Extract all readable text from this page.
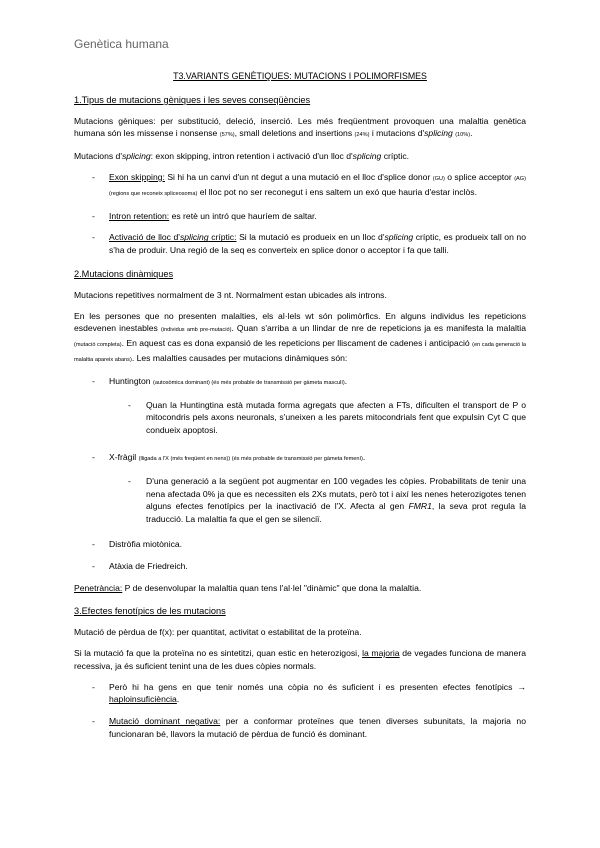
Genètica humana
T3.VARIANTS GENÈTIQUES: MUTACIONS I POLIMORFISMES
1.Tipus de mutacions gèniques i les seves conseqüències
Mutacions gèniques: per substitució, deleció, inserció. Les més freqüentment provoquen una malaltia genètica humana són les missense i nonsense (57%), small deletions and insertions (24%) i mutacions d'splicing (10%).
Mutacions d'splicing: exon skipping, intron retention i activació d'un lloc d'splicing críptic.
- Exon skipping: Si hi ha un canvi d'un nt degut a una mutació en el lloc d'splice donor (GU) o splice acceptor (AG) (regions que reconeix spliceosoma) el lloc pot no ser reconegut i ens saltem un exó que hauria d'estar inclòs.
- Intron retention: es retè un intró que hauríem de saltar.
- Activació de lloc d'splicing críptic: Si la mutació es produeix en un lloc d'splicing críptic, es produeix tall on no s'ha de produir. Una regió de la seq es converteix en splice donor o acceptor i fa que talli.
2.Mutacions dinàmiques
Mutacions repetitives normalment de 3 nt. Normalment estan ubicades als introns.
En les persones que no presenten malalties, els al·lels wt són polimòrfics. En alguns individus les repeticions esdevenen inestables (individus amb pre-mutació). Quan s'arriba a un llindar de nre de repeticions ja es manifesta la malaltia (mutació completa). En aquest cas es dona expansió de les repeticions per lliscament de cadenes i anticipació (en cada generació la malaltia apareix abans). Les malalties causades per mutacions dinàmiques són:
- Huntington (autosòmica dominant) (és més probable de transmissió per gàmeta masculí).
- Quan la Huntingtina està mutada forma agregats que afecten a FTs, dificulten el transport de P o mitocondris pels axons neuronals, s'uneixen a les parets mitocondrials fent que expulsin Cyt C que condueix apoptosi.
- X-fràgil (lligada a l'X (més freqüent en nens)) (és més probable de transmissió per gàmeta femení).
- D'una generació a la següent pot augmentar en 100 vegades les còpies. Probabilitats de tenir una nena afectada 0% ja que es necessiten els 2Xs mutats, però tot i així les nenes heterozigotes tenen alguns efectes fenotípics per la inactivació de l'X. Afecta al gen FMR1, la seva prot regula la traducció. La malaltia fa que el gen se silenciï.
- Distròfia miotònica.
- Atàxia de Friedreich.
Penetrància: P de desenvolupar la malaltia quan tens l'al·lel "dinàmic" que dona la malaltia.
3.Efectes fenotípics de les mutacions
Mutació de pèrdua de f(x): per quantitat, activitat o estabilitat de la proteïna.
Si la mutació fa que la proteïna no es sintetitzi, quan estic en heterozigosi, la majoria de vegades funciona de manera recessiva, ja és suficient tenint una de les dues còpies normals.
- Però hi ha gens en que tenir només una còpia no és suficient i es presenten efectes fenotípics → haploinsuficiència.
- Mutació dominant negativa: per a conformar proteïnes que tenen diverses subunitats, la majoria no funcionaran bé, llavors la mutació de pèrdua de funció és dominant.
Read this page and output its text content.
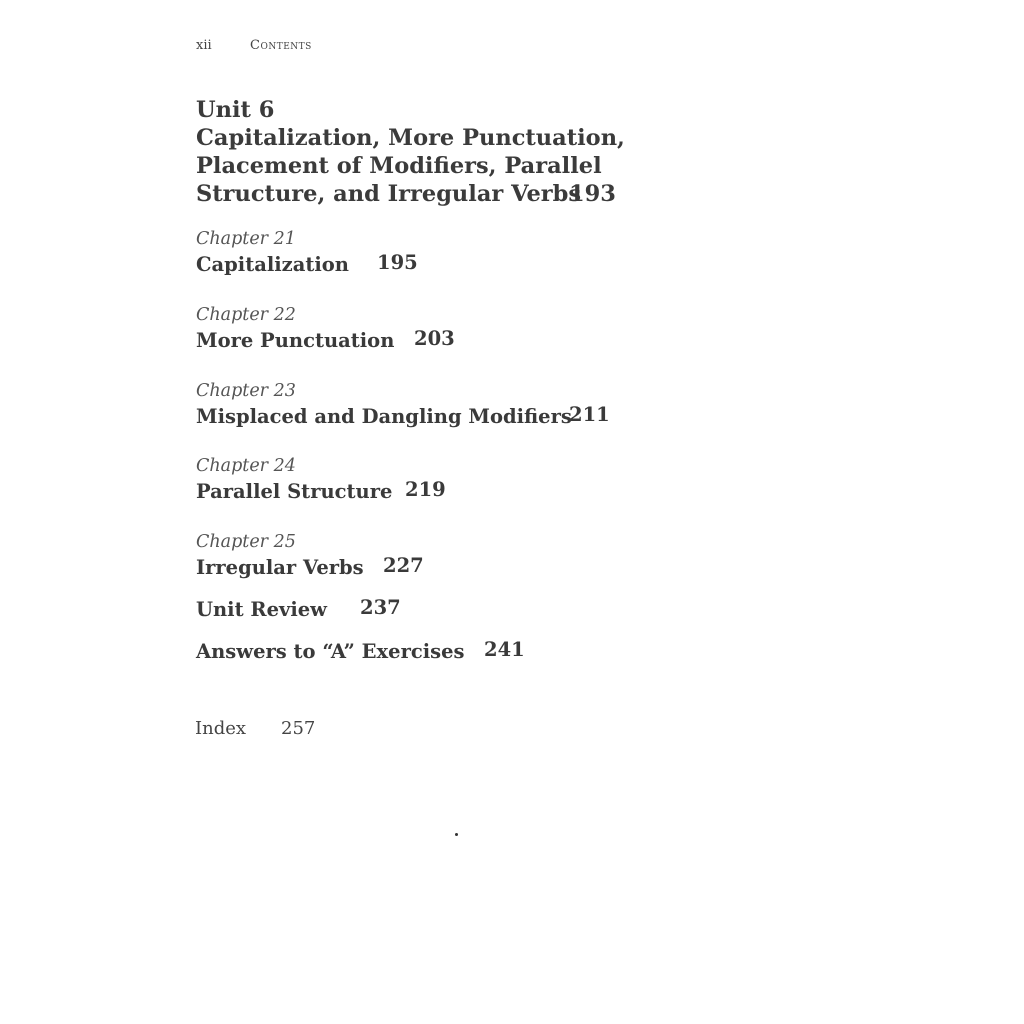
xii	Contents
Unit 6
Capitalization, More Punctuation,
Placement of Modifiers, Parallel
Structure, and Irregular Verbs
193
Chapter 21
Capitalization 195
Chapter 22
More Punctuation 203
Chapter 23
Misplaced and Dangling Modifiers
211
Chapter 24
Parallel Structure 219
Chapter 25
Irregular Verbs 227
Unit Review 237
Answers to “A” Exercises 241
Index 257
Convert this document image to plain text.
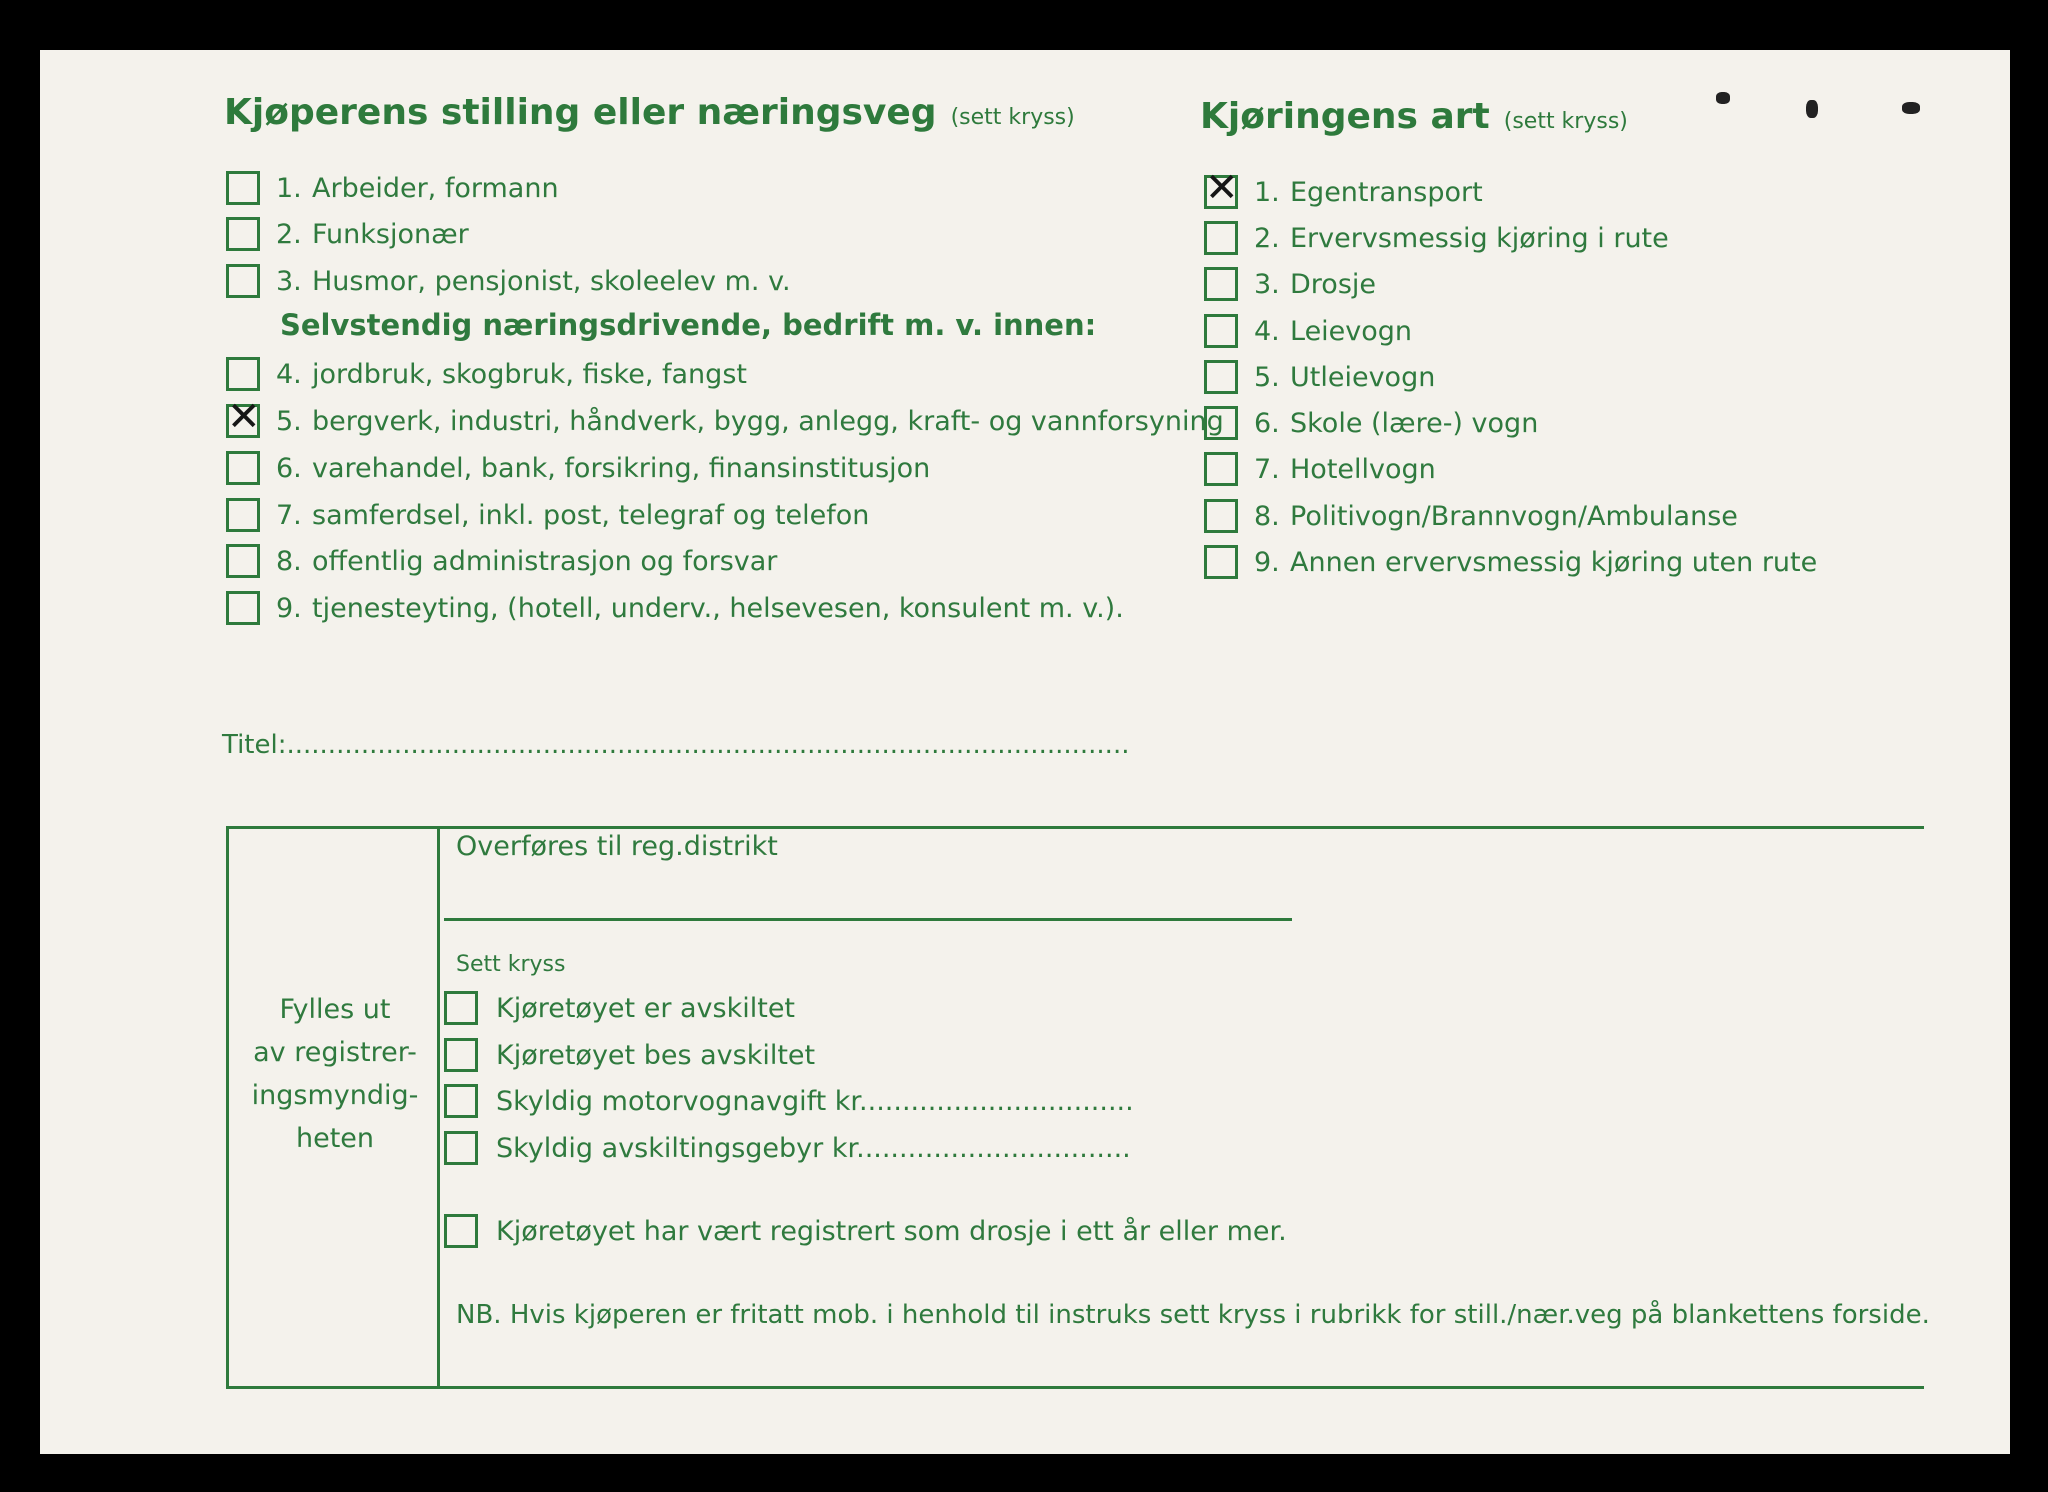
Kjøperens stilling eller næringsveg (sett kryss)
1. Arbeider, formann
2. Funksjonær
3. Husmor, pensjonist, skoleelev m. v.
Selvstendig næringsdrivende, bedrift m. v. innen:
4. jordbruk, skogbruk, fiske, fangst
✕
5. bergverk, industri, håndverk, bygg, anlegg, kraft- og vannforsyning
6. varehandel, bank, forsikring, finansinstitusjon
7. samferdsel, inkl. post, telegraf og telefon
8. offentlig administrasjon og forsvar
9. tjenesteyting, (hotell, underv., helsevesen, konsulent m. v.).
Kjøringens art (sett kryss)
✕
1. Egentransport
2. Ervervsmessig kjøring i rute
3. Drosje
4. Leievogn
5. Utleievogn
6. Skole (lære-) vogn
7. Hotellvogn
8. Politivogn/Brannvogn/Ambulanse
9. Annen ervervsmessig kjøring uten rute
Titel:......................................................................................................
Fylles ut
av registrer-
ingsmyndig-
heten
Overføres til reg.distrikt
Sett kryss
Kjøretøyet er avskiltet
Kjøretøyet bes avskiltet
Skyldig motorvognavgift kr. ...............................
Skyldig avskiltingsgebyr kr. ...............................
Kjøretøyet har vært registrert som drosje i ett år eller mer.
NB. Hvis kjøperen er fritatt mob. i henhold til instruks sett kryss i rubrikk for still./nær.veg på blankettens forside.
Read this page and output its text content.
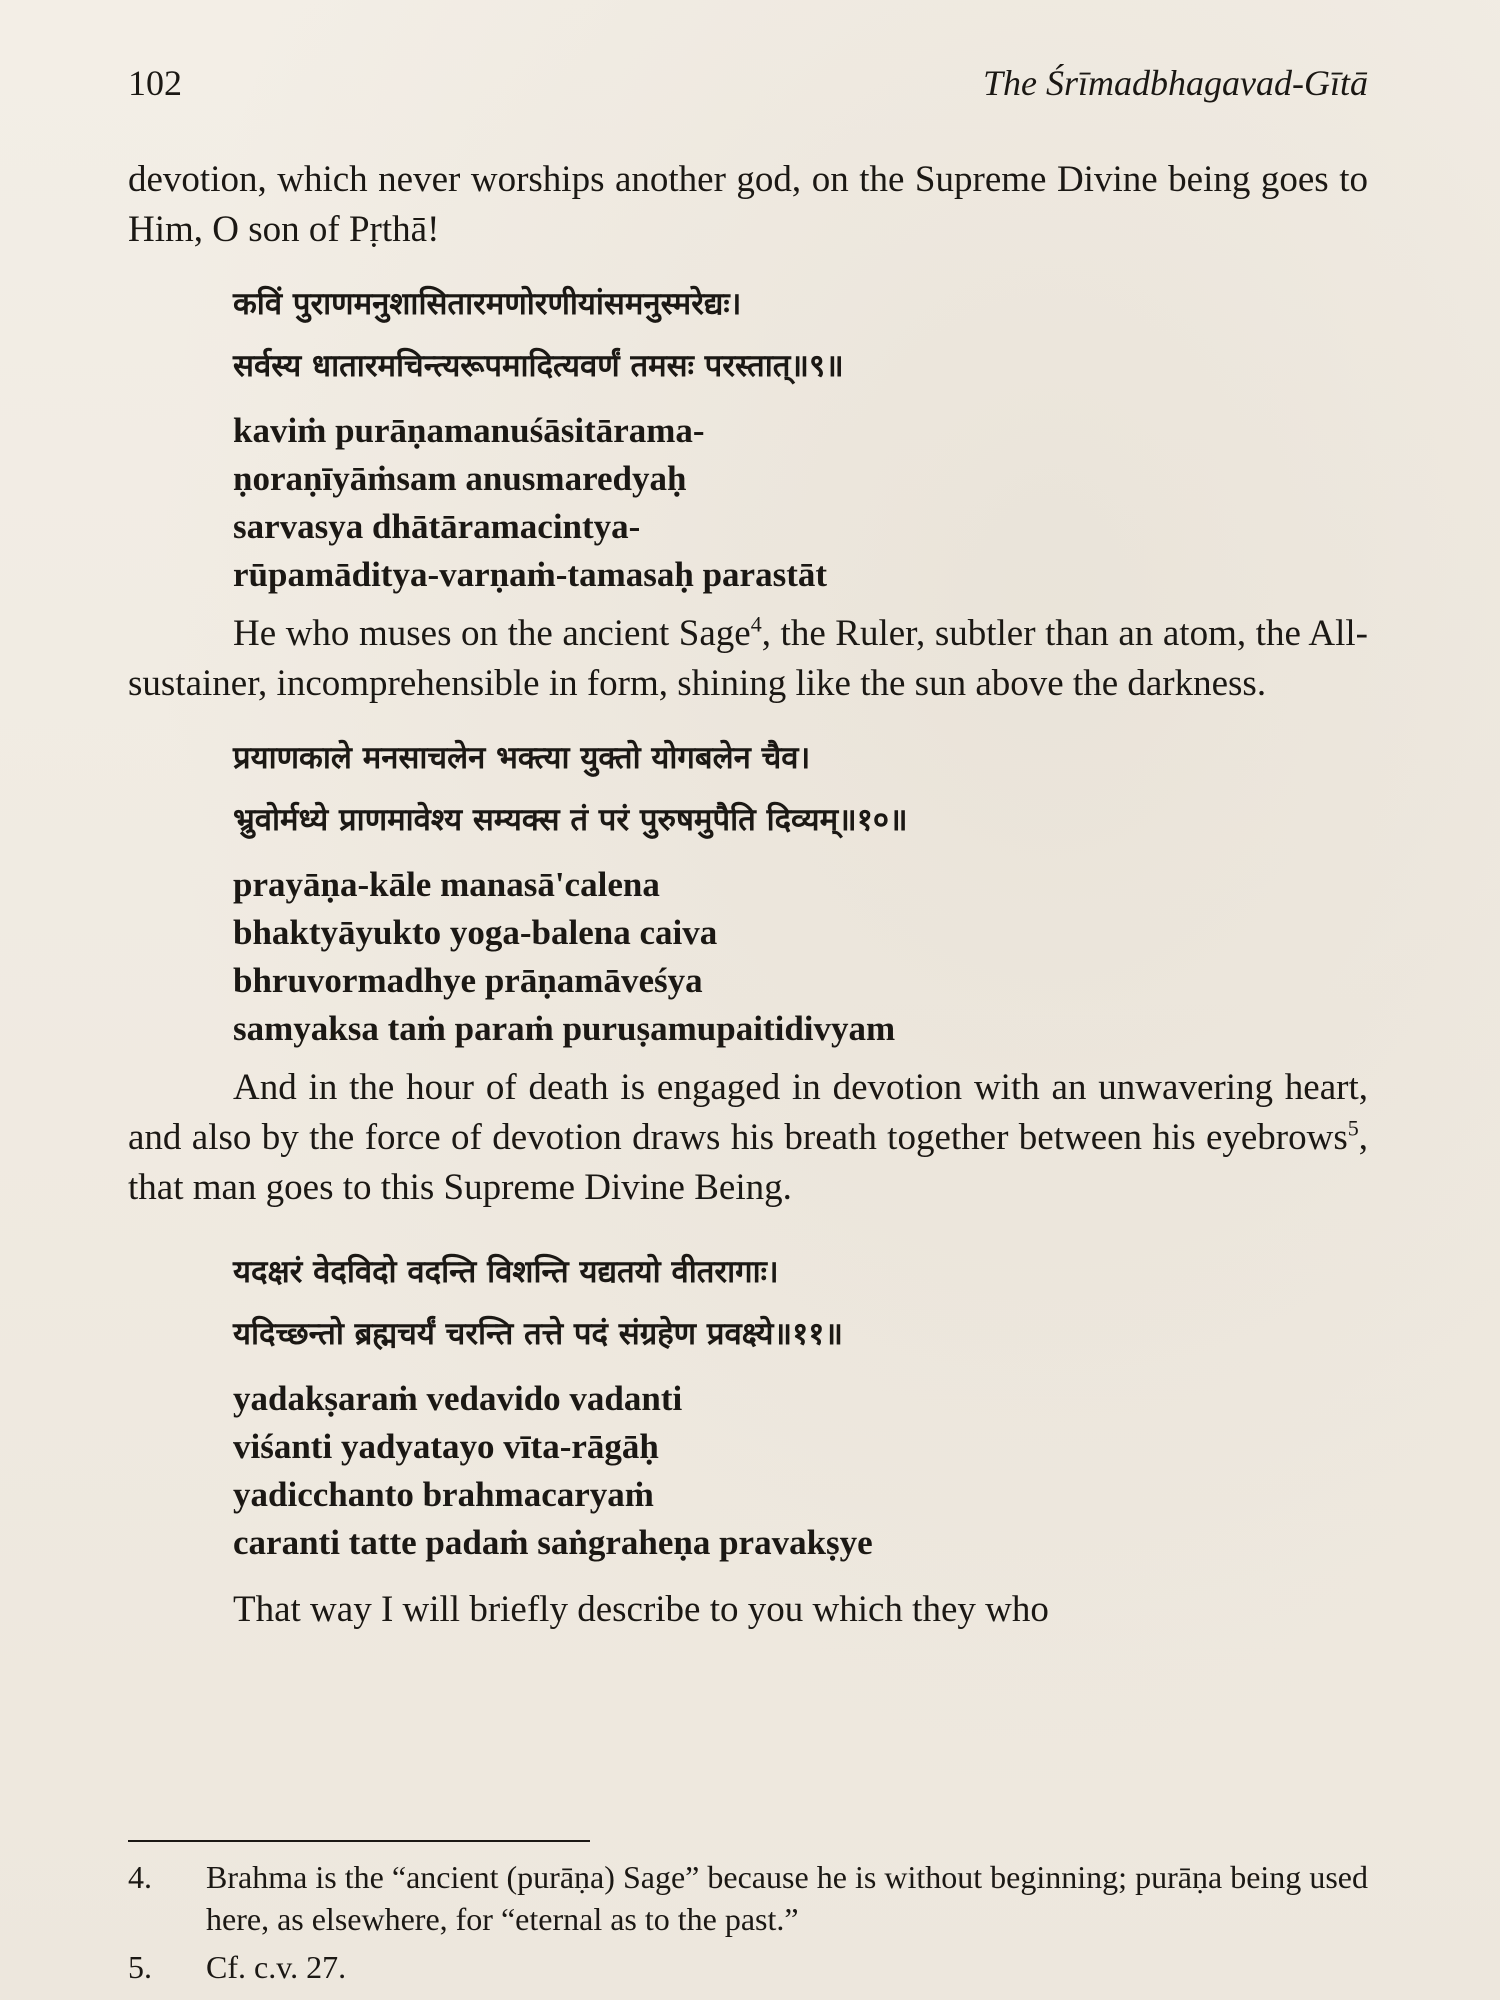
102	The Śrīmadbhagavad-Gītā

devotion, which never worships another god, on the Supreme Divine being goes to Him, O son of Pṛthā!

कविं पुराणमनुशासितारमणोरणीयांसमनुस्मरेद्यः।
सर्वस्य धातारमचिन्त्यरूपमादित्यवर्णं तमसः परस्तात्॥९॥
kaviṁ purāṇamanuśāsitārama-
ṇoraṇīyāṁsam anusmaredyaḥ
sarvasya dhātāramacintya-
rūpamāditya-varṇaṁ-tamasaḥ parastāt

He who muses on the ancient Sage$^4$, the Ruler, subtler than an atom, the All-sustainer, incomprehensible in form, shining like the sun above the darkness.

प्रयाणकाले मनसाचलेन भक्त्या युक्तो योगबलेन चैव।
भ्रुवोर्मध्ये प्राणमावेश्य सम्यक्स तं परं पुरुषमुपैति दिव्यम्॥१०॥
prayāṇa-kāle manasā'calena
bhaktyāyukto yoga-balena caiva
bhruvormadhye prāṇamāveśya
samyaksa taṁ paraṁ puruṣamupaitidivyam

And in the hour of death is engaged in devotion with an unwavering heart, and also by the force of devotion draws his breath together between his eyebrows$^5$, that man goes to this Supreme Divine Being.

यदक्षरं वेदविदो वदन्ति विशन्ति यद्यतयो वीतरागाः।
यदिच्छन्तो ब्रह्मचर्यं चरन्ति तत्ते पदं संग्रहेण प्रवक्ष्ये॥११॥
yadakṣaraṁ vedavido vadanti
viśanti yadyatayo vīta-rāgāḥ
yadicchanto brahmacaryaṁ
caranti tatte padaṁ saṅgraheṇa pravakṣye

That way I will briefly describe to you which they who

4.	Brahma is the “ancient (purāṇa) Sage” because he is without beginning; purāṇa being used here, as elsewhere, for “eternal as to the past.”
5.	Cf. c.v. 27.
####################
- _Exercise prompt_
Looking at the records above, say how many lines hold the string "More". Write nothing but the number.

- _Answer to the problem_
2